To do: Return all entries precisely as they stand, without the images.

Rows:
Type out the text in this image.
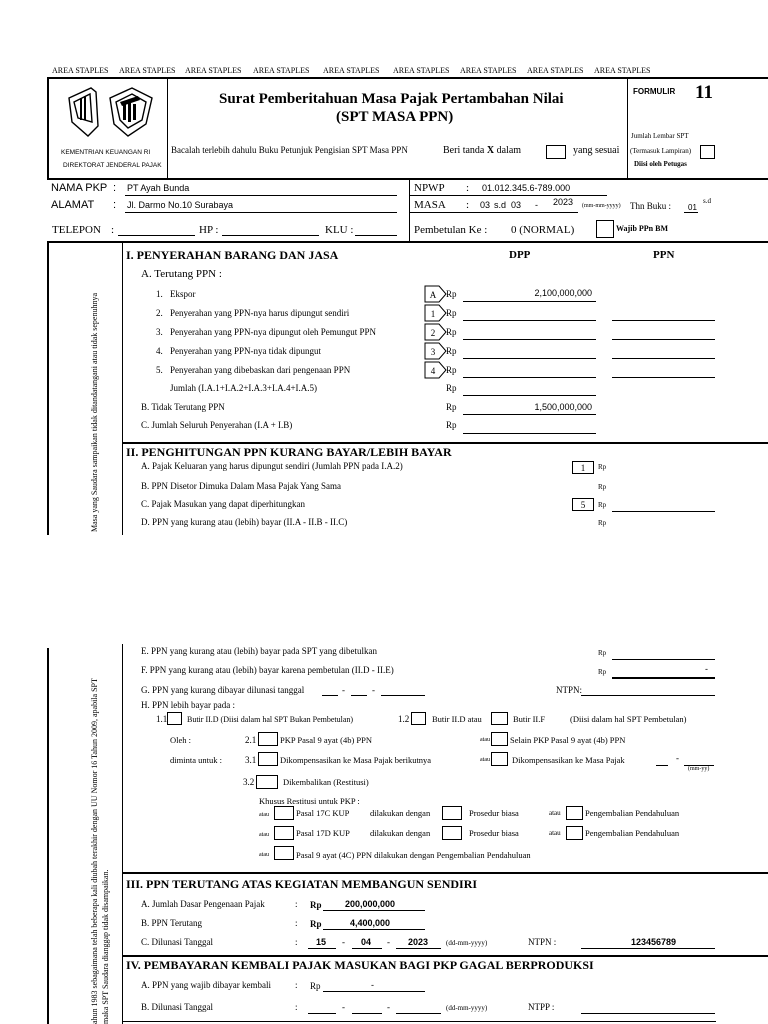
AREA STAPLES AREA STAPLES AREA STAPLES AREA STAPLES AREA STAPLES AREA STAPLES AREA STAPLES AREA STAPLES AREA STAPLES
KEMENTRIAN KEUANGAN RI
DIREKTORAT JENDERAL PAJAK
Surat Pemberitahuan Masa Pajak Pertambahan Nilai
(SPT MASA PPN)
Bacalah terlebih dahulu Buku Petunjuk Pengisian SPT Masa PPN	Beri tanda X dalam	yang sesuai
FORMULIR 11
Jumlah Lembar SPT
(Termasuk Lampiran)
Diisi oleh Petugas
NAMA PKP : PT Ayah Bunda
ALAMAT : Jl. Darmo No.10 Surabaya
TELEPON :	HP :	KLU :
NPWP : 01.012.345.6-789.000
MASA : 03 s.d 03 - 2023 (mm-mm-yyyy) Thn Buku : 01
s.d
Pembetulan Ke : 0 (NORMAL)	Wajib PPn BM
Masa yang Saudara sampaikan tidak ditandatangani atau tidak sepenuhnya
ahun 1983 sebagaimana telah beberapa kali diubah terakhir dengan UU Nomor 16 Tahun 2009, apabila SPT maka SPT Saudara dianggap tidak disampaikan.
I. PENYERAHAN BARANG DAN JASA	DPP	PPN
A. Terutang PPN :
1. Ekspor	A Rp	2,100,000,000
2. Penyerahan yang PPN-nya harus dipungut sendiri	1 Rp
3. Penyerahan yang PPN-nya dipungut oleh Pemungut PPN	2 Rp
4. Penyerahan yang PPN-nya tidak dipungut	3 Rp
5. Penyerahan yang dibebaskan dari pengenaan PPN	4 Rp
Jumlah (I.A.1+I.A.2+I.A.3+I.A.4+I.A.5)	Rp
B. Tidak Terutang PPN	Rp	1,500,000,000
C. Jumlah Seluruh Penyerahan (I.A + I.B)	Rp
II. PENGHITUNGAN PPN KURANG BAYAR/LEBIH BAYAR
A. Pajak Keluaran yang harus dipungut sendiri (Jumlah PPN pada I.A.2)	1	Rp
B. PPN Disetor Dimuka Dalam Masa Pajak Yang Sama	Rp
C. Pajak Masukan yang dapat diperhitungkan	5	Rp
D. PPN yang kurang atau (lebih) bayar (II.A - II.B - II.C)	Rp
E. PPN yang kurang atau (lebih) bayar pada SPT yang dibetulkan	Rp
F. PPN yang kurang atau (lebih) bayar karena pembetulan (II.D - II.E)	Rp	-
G. PPN yang kurang dibayar dilunasi tanggal	-	-	NTPN:
H. PPN lebih bayar pada :
1.1 Butir II.D (Diisi dalam hal SPT Bukan Pembetulan)	1.2	Butir II.D atau	Butir II.F	(Diisi dalam hal SPT Pembetulan)
Oleh :	2.1	PKP Pasal 9 ayat (4b) PPN	atau Selain PKP Pasal 9 ayat (4b) PPN
diminta untuk :	3.1	Dikompensasikan ke Masa Pajak berikutnya	atau	Dikompensasikan ke Masa Pajak	-
(mm-yy)
3.2	Dikembalikan (Restitusi)
Khusus Restitusi untuk PKP :
atau	Pasal 17C KUP dilakukan dengan	Prosedur biasa	atau	Pengembalian Pendahuluan
atau	Pasal 17D KUP dilakukan dengan	Prosedur biasa	atau	Pengembalian Pendahuluan
atau	Pasal 9 ayat (4C) PPN dilakukan dengan Pengembalian Pendahuluan
III. PPN TERUTANG ATAS KEGIATAN MEMBANGUN SENDIRI
A. Jumlah Dasar Pengenaan Pajak	: Rp	200,000,000
B. PPN Terutang	: Rp	4,400,000
C. Dilunasi Tanggal	: 15 - 04 - 2023	(dd-mm-yyyy)	NTPN :	123456789
IV. PEMBAYARAN KEMBALI PAJAK MASUKAN BAGI PKP GAGAL BERPRODUKSI
A. PPN yang wajib dibayar kembali	: Rp	-
B. Dilunasi Tanggal	:	-	-	(dd-mm-yyyy)	NTPP :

Task output:
Type out the text in this image.
AREA STAPLES AREA STAPLES AREA STAPLES AREA STAPLES AREA STAPLES AREA STAPLES AREA STAPLES AREA STAPLES AREA STAPLES
KEMENTRIAN KEUANGAN RI
DIREKTORAT JENDERAL PAJAK
Surat Pemberitahuan Masa Pajak Pertambahan Nilai
(SPT MASA PPN)
Bacalah terlebih dahulu Buku Petunjuk Pengisian SPT Masa PPN	Beri tanda X dalam	yang sesuai
FORMULIR 11
Jumlah Lembar SPT
(Termasuk Lampiran)
Diisi oleh Petugas
NAMA PKP : PT Ayah Bunda
ALAMAT : Jl. Darmo No.10 Surabaya
TELEPON :	HP :	KLU :
NPWP : 01.012.345.6-789.000
MASA : 03 s.d 03 - 2023 (mm-mm-yyyy) Thn Buku : 01
s.d
Pembetulan Ke : 0 (NORMAL)	Wajib PPn BM
Masa yang Saudara sampaikan tidak ditandatangani atau tidak sepenuhnya
ahun 1983 sebagaimana telah beberapa kali diubah terakhir dengan UU Nomor 16 Tahun 2009, apabila SPT maka SPT Saudara dianggap tidak disampaikan.
I. PENYERAHAN BARANG DAN JASA	DPP	PPN
A. Terutang PPN :
1. Ekspor	A Rp	2,100,000,000
2. Penyerahan yang PPN-nya harus dipungut sendiri	1 Rp
3. Penyerahan yang PPN-nya dipungut oleh Pemungut PPN	2 Rp
4. Penyerahan yang PPN-nya tidak dipungut	3 Rp
5. Penyerahan yang dibebaskan dari pengenaan PPN	4 Rp
Jumlah (I.A.1+I.A.2+I.A.3+I.A.4+I.A.5)	Rp
B. Tidak Terutang PPN	Rp	1,500,000,000
C. Jumlah Seluruh Penyerahan (I.A + I.B)	Rp
II. PENGHITUNGAN PPN KURANG BAYAR/LEBIH BAYAR
A. Pajak Keluaran yang harus dipungut sendiri (Jumlah PPN pada I.A.2)	1	Rp
B. PPN Disetor Dimuka Dalam Masa Pajak Yang Sama	Rp
C. Pajak Masukan yang dapat diperhitungkan	5	Rp
D. PPN yang kurang atau (lebih) bayar (II.A - II.B - II.C)	Rp
E. PPN yang kurang atau (lebih) bayar pada SPT yang dibetulkan	Rp
F. PPN yang kurang atau (lebih) bayar karena pembetulan (II.D - II.E)	Rp	-
G. PPN yang kurang dibayar dilunasi tanggal	-	-	NTPN:
H. PPN lebih bayar pada :
1.1 Butir II.D (Diisi dalam hal SPT Bukan Pembetulan)	1.2	Butir II.D atau	Butir II.F	(Diisi dalam hal SPT Pembetulan)
Oleh :	2.1	PKP Pasal 9 ayat (4b) PPN	atau Selain PKP Pasal 9 ayat (4b) PPN
diminta untuk :	3.1	Dikompensasikan ke Masa Pajak berikutnya	atau	Dikompensasikan ke Masa Pajak	-
(mm-yy)
3.2	Dikembalikan (Restitusi)
Khusus Restitusi untuk PKP :
atau	Pasal 17C KUP dilakukan dengan	Prosedur biasa	atau	Pengembalian Pendahuluan
atau	Pasal 17D KUP dilakukan dengan	Prosedur biasa	atau	Pengembalian Pendahuluan
atau	Pasal 9 ayat (4C) PPN dilakukan dengan Pengembalian Pendahuluan
III. PPN TERUTANG ATAS KEGIATAN MEMBANGUN SENDIRI
A. Jumlah Dasar Pengenaan Pajak	: Rp	200,000,000
B. PPN Terutang	: Rp	4,400,000
C. Dilunasi Tanggal	: 15 - 04 - 2023	(dd-mm-yyyy)	NTPN :	123456789
IV. PEMBAYARAN KEMBALI PAJAK MASUKAN BAGI PKP GAGAL BERPRODUKSI
A. PPN yang wajib dibayar kembali	: Rp	-
B. Dilunasi Tanggal	:	-	-	(dd-mm-yyyy)	NTPP :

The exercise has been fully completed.